DESCRIPTION OF THE TASK:
Pick out every line in the data below that holds "University".

##### INFORMATION SHOWN #####

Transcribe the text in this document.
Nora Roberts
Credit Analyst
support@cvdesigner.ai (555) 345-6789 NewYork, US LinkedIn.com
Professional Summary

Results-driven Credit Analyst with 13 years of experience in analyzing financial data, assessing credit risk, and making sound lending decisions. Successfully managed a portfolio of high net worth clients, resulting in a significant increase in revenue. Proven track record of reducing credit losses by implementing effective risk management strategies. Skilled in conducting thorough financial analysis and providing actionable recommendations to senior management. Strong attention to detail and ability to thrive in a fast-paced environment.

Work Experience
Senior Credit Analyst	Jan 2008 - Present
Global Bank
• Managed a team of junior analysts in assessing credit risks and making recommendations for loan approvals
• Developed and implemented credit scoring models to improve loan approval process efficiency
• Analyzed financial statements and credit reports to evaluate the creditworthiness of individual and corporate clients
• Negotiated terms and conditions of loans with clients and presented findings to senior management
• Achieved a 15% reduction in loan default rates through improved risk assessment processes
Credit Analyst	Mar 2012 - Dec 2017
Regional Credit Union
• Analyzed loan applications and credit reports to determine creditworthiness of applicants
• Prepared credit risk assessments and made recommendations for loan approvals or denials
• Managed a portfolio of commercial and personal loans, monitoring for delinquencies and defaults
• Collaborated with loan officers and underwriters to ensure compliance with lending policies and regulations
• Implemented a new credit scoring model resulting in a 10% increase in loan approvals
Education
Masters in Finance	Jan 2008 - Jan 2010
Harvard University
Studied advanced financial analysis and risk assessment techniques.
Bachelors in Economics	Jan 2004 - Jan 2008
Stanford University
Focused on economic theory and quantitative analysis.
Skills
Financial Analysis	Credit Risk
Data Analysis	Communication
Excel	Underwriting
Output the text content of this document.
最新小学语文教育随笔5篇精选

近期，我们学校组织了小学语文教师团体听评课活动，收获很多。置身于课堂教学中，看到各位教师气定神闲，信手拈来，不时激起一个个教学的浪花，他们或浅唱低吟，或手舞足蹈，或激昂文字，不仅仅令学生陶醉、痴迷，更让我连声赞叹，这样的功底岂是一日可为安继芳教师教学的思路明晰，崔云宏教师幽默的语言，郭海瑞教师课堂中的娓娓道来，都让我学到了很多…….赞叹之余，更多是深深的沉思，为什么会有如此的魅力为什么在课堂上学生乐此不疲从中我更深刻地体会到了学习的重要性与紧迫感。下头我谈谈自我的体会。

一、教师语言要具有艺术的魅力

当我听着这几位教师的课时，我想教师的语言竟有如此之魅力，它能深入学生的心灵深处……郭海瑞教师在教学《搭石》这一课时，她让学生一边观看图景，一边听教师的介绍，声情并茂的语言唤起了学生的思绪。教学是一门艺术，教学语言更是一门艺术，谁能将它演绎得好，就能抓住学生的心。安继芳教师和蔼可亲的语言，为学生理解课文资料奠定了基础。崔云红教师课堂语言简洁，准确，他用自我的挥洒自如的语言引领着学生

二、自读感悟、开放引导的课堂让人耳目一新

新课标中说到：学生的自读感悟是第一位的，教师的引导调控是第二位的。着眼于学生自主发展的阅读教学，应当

#####
##### INFORMATION SHOWN #####

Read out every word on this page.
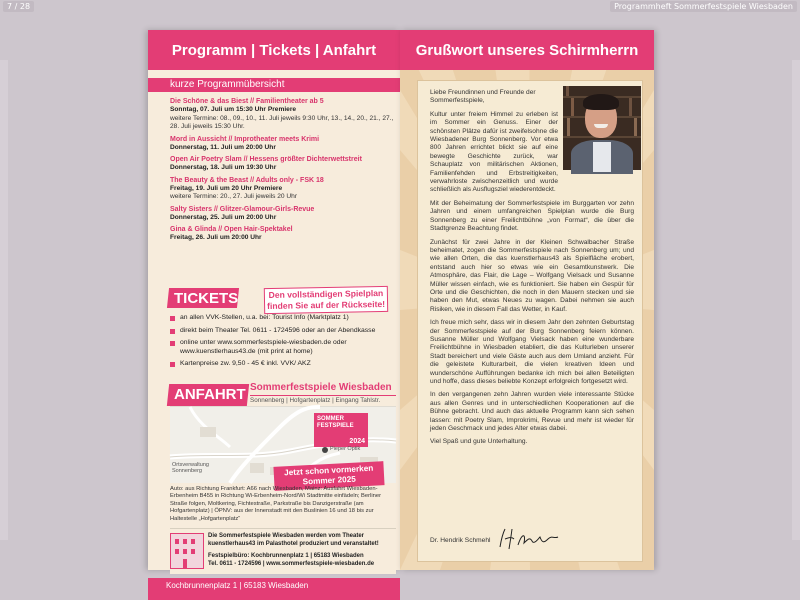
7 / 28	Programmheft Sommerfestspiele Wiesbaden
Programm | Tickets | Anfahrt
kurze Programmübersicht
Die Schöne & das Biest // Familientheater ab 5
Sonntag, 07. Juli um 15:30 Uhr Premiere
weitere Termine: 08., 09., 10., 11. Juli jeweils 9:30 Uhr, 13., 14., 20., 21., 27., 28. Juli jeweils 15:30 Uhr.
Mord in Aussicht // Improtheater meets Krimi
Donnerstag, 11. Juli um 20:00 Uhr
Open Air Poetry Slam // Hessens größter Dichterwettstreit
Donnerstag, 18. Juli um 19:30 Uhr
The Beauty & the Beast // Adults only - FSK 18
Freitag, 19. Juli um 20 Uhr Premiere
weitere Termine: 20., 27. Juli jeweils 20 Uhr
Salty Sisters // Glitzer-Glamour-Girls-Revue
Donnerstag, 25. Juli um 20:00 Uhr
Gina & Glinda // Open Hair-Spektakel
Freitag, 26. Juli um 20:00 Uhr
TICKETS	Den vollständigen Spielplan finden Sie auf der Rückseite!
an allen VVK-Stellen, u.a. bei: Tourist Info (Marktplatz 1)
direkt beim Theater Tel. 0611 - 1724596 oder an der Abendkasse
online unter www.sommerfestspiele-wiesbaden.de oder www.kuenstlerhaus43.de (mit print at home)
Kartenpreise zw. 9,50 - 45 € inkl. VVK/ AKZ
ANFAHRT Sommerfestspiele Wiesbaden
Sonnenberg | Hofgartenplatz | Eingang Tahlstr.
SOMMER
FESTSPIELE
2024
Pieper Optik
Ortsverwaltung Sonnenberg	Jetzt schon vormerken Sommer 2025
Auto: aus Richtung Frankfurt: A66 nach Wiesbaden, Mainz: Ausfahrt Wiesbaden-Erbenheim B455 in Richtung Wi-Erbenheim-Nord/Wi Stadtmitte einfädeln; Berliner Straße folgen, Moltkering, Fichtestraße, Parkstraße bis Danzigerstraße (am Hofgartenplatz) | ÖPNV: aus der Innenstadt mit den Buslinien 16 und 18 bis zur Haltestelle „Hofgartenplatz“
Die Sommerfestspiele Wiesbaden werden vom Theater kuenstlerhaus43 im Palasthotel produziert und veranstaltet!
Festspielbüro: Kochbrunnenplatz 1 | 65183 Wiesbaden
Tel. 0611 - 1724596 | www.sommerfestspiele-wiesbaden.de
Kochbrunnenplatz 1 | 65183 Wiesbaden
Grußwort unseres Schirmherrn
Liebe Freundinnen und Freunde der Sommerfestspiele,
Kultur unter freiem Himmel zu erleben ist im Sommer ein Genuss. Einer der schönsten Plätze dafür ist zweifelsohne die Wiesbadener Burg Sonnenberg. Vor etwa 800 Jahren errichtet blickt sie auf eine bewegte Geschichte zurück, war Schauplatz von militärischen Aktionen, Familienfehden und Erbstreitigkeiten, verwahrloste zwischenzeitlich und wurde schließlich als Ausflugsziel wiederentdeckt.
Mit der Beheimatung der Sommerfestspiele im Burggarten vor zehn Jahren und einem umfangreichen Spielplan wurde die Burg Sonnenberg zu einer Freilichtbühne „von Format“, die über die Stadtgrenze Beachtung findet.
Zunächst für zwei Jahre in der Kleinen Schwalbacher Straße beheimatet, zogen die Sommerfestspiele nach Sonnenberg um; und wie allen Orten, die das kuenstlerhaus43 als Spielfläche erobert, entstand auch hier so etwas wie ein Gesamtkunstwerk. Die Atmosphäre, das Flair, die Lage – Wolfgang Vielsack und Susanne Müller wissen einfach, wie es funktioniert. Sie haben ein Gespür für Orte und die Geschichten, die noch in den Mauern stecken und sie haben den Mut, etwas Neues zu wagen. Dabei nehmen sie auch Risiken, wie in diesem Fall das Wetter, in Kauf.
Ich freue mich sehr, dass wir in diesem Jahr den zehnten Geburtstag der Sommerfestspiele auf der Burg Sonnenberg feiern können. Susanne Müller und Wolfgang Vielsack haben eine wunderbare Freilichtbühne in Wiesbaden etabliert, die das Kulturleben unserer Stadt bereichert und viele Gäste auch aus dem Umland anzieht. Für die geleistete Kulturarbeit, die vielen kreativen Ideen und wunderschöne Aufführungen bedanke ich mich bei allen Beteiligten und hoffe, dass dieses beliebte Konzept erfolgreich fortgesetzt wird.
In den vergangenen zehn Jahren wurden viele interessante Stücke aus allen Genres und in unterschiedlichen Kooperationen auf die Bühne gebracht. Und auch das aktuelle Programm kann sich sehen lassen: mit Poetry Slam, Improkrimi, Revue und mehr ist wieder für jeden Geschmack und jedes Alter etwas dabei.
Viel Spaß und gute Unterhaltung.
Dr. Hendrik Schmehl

#####

FINISHED EXERCISE:
Harvard University
Stanford University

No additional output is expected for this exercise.